▶ _TASK INSTRUCTIONS_
No images are to be carried over; print all other material exactly as it stands.

▽

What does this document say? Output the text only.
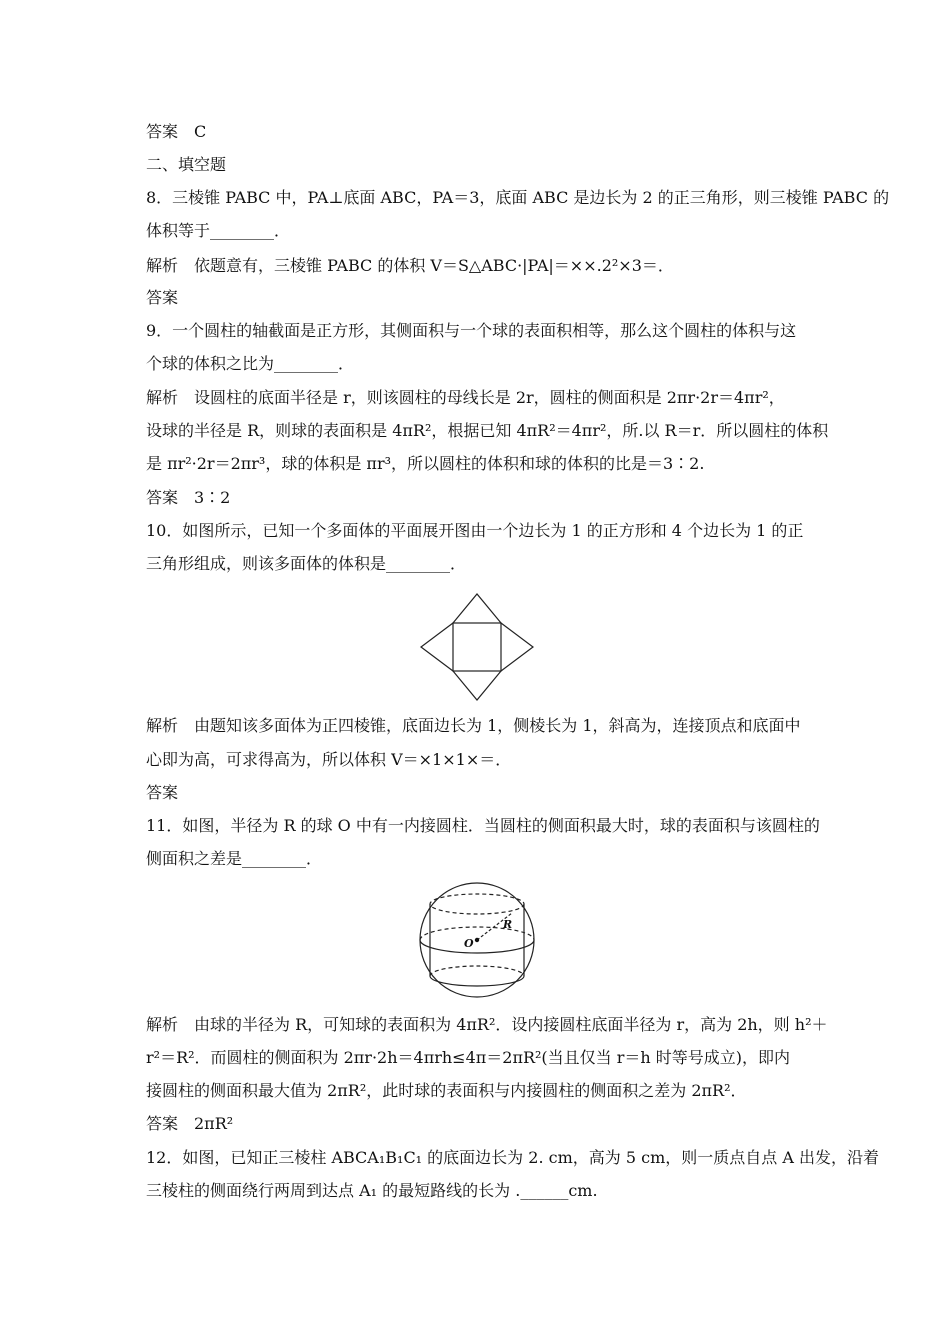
答案　C
二、填空题
8．三棱锥 PABC 中，PA⊥底面 ABC，PA＝3，底面 ABC 是边长为 2 的正三角形，则三棱锥 PABC 的
体积等于________．
解析　依题意有，三棱锥 PABC 的体积 V＝S△ABC·|PA|＝××.2²×3＝．
答案
9．一个圆柱的轴截面是正方形，其侧面积与一个球的表面积相等，那么这个圆柱的体积与这
个球的体积之比为________．
解析　设圆柱的底面半径是 r，则该圆柱的母线长是 2r，圆柱的侧面积是 2πr·2r＝4πr²，
设球的半径是 R，则球的表面积是 4πR²，根据已知 4πR²＝4πr²，所.以 R＝r．所以圆柱的体积
是 πr²·2r＝2πr³，球的体积是 πr³，所以圆柱的体积和球的体积的比是＝3∶2.
答案　3∶2
10．如图所示，已知一个多面体的平面展开图由一个边长为 1 的正方形和 4 个边长为 1 的正
三角形组成，则该多面体的体积是________．
解析　由题知该多面体为正四棱锥，底面边长为 1，侧棱长为 1，斜高为，连接顶点和底面中
心即为高，可求得高为，所以体积 V＝×1×1×＝．
答案
11．如图，半径为 R 的球 O 中有一内接圆柱．当圆柱的侧面积最大时，球的表面积与该圆柱的
侧面积之差是________．
R
O
解析　由球的半径为 R，可知球的表面积为 4πR²．设内接圆柱底面半径为 r，高为 2h，则 h²＋
r²＝R²．而圆柱的侧面积为 2πr·2h＝4πrh≤4π＝2πR²(当且仅当 r＝h 时等号成立)，即内
接圆柱的侧面积最大值为 2πR²，此时球的表面积与内接圆柱的侧面积之差为 2πR²．
答案　2πR²
12．如图，已知正三棱柱 ABCA₁B₁C₁ 的底面边长为 2. cm，高为 5 cm，则一质点自点 A 出发，沿着
三棱柱的侧面绕行两周到达点 A₁ 的最短路线的长为 .______cm.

△

▶ _RESULT FOR THIS EXERCISE_
What does this document say? Output the text only.
答案　C
二、填空题
8．三棱锥 PABC 中，PA⊥底面 ABC，PA＝3，底面 ABC 是边长为 2 的正三角形，则三棱锥 PABC 的
体积等于________．
解析　依题意有，三棱锥 PABC 的体积 V＝S△ABC·|PA|＝××.2²×3＝．
答案
9．一个圆柱的轴截面是正方形，其侧面积与一个球的表面积相等，那么这个圆柱的体积与这
个球的体积之比为________．
解析　设圆柱的底面半径是 r，则该圆柱的母线长是 2r，圆柱的侧面积是 2πr·2r＝4πr²，
设球的半径是 R，则球的表面积是 4πR²，根据已知 4πR²＝4πr²，所.以 R＝r．所以圆柱的体积
是 πr²·2r＝2πr³，球的体积是 πr³，所以圆柱的体积和球的体积的比是＝3∶2.
答案　3∶2
10．如图所示，已知一个多面体的平面展开图由一个边长为 1 的正方形和 4 个边长为 1 的正
三角形组成，则该多面体的体积是________．
解析　由题知该多面体为正四棱锥，底面边长为 1，侧棱长为 1，斜高为，连接顶点和底面中
心即为高，可求得高为，所以体积 V＝×1×1×＝．
答案
11．如图，半径为 R 的球 O 中有一内接圆柱．当圆柱的侧面积最大时，球的表面积与该圆柱的
侧面积之差是________．
R
O
解析　由球的半径为 R，可知球的表面积为 4πR²．设内接圆柱底面半径为 r，高为 2h，则 h²＋
r²＝R²．而圆柱的侧面积为 2πr·2h＝4πrh≤4π＝2πR²(当且仅当 r＝h 时等号成立)，即内
接圆柱的侧面积最大值为 2πR²，此时球的表面积与内接圆柱的侧面积之差为 2πR²．
答案　2πR²
12．如图，已知正三棱柱 ABCA₁B₁C₁ 的底面边长为 2. cm，高为 5 cm，则一质点自点 A 出发，沿着
三棱柱的侧面绕行两周到达点 A₁ 的最短路线的长为 .______cm.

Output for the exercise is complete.